**EXERCISE REQUIREMENTS**
Give an exact transcription of every line, dropping the images.

— Start WORKING DATA —

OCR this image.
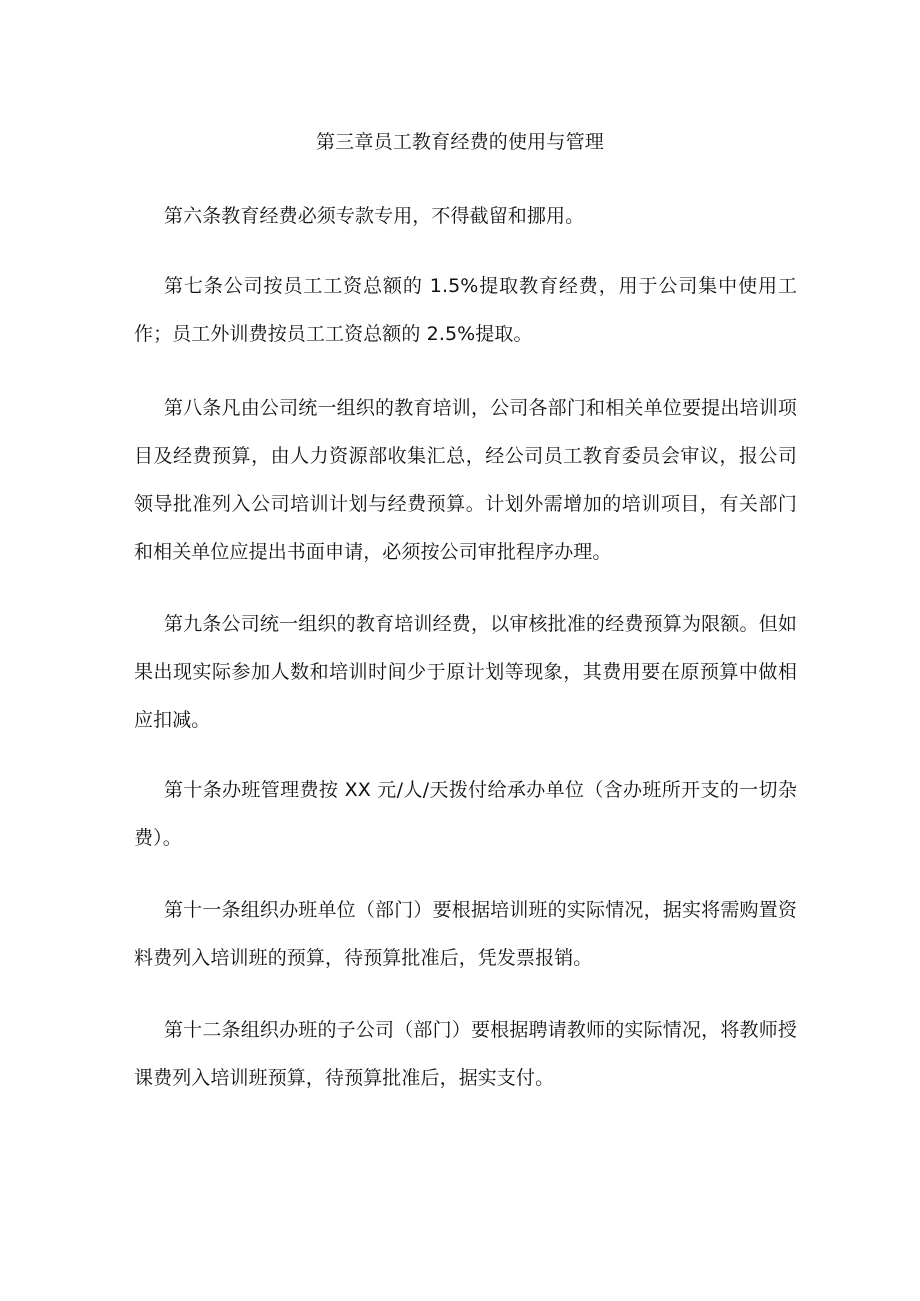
第三章员工教育经费的使用与管理

第六条教育经费必须专款专用，不得截留和挪用。

第七条公司按员工工资总额的 1.5%提取教育经费，用于公司集中使用工作；员工外训费按员工工资总额的 2.5%提取。

第八条凡由公司统一组织的教育培训，公司各部门和相关单位要提出培训项目及经费预算，由人力资源部收集汇总，经公司员工教育委员会审议，报公司领导批准列入公司培训计划与经费预算。计划外需增加的培训项目，有关部门和相关单位应提出书面申请，必须按公司审批程序办理。

第九条公司统一组织的教育培训经费，以审核批准的经费预算为限额。但如果出现实际参加人数和培训时间少于原计划等现象，其费用要在原预算中做相应扣减。

第十条办班管理费按 XX 元/人/天拨付给承办单位（含办班所开支的一切杂费）。

第十一条组织办班单位（部门）要根据培训班的实际情况，据实将需购置资料费列入培训班的预算，待预算批准后，凭发票报销。

第十二条组织办班的子公司（部门）要根据聘请教师的实际情况，将教师授课费列入培训班预算，待预算批准后，据实支付。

— End WORKING DATA —

**SOLUTION**
OCR this image.
第三章员工教育经费的使用与管理

第六条教育经费必须专款专用，不得截留和挪用。

第七条公司按员工工资总额的 1.5%提取教育经费，用于公司集中使用工作；员工外训费按员工工资总额的 2.5%提取。

第八条凡由公司统一组织的教育培训，公司各部门和相关单位要提出培训项目及经费预算，由人力资源部收集汇总，经公司员工教育委员会审议，报公司领导批准列入公司培训计划与经费预算。计划外需增加的培训项目，有关部门和相关单位应提出书面申请，必须按公司审批程序办理。

第九条公司统一组织的教育培训经费，以审核批准的经费预算为限额。但如果出现实际参加人数和培训时间少于原计划等现象，其费用要在原预算中做相应扣减。

第十条办班管理费按 XX 元/人/天拨付给承办单位（含办班所开支的一切杂费）。

第十一条组织办班单位（部门）要根据培训班的实际情况，据实将需购置资料费列入培训班的预算，待预算批准后，凭发票报销。

第十二条组织办班的子公司（部门）要根据聘请教师的实际情况，将教师授课费列入培训班预算，待预算批准后，据实支付。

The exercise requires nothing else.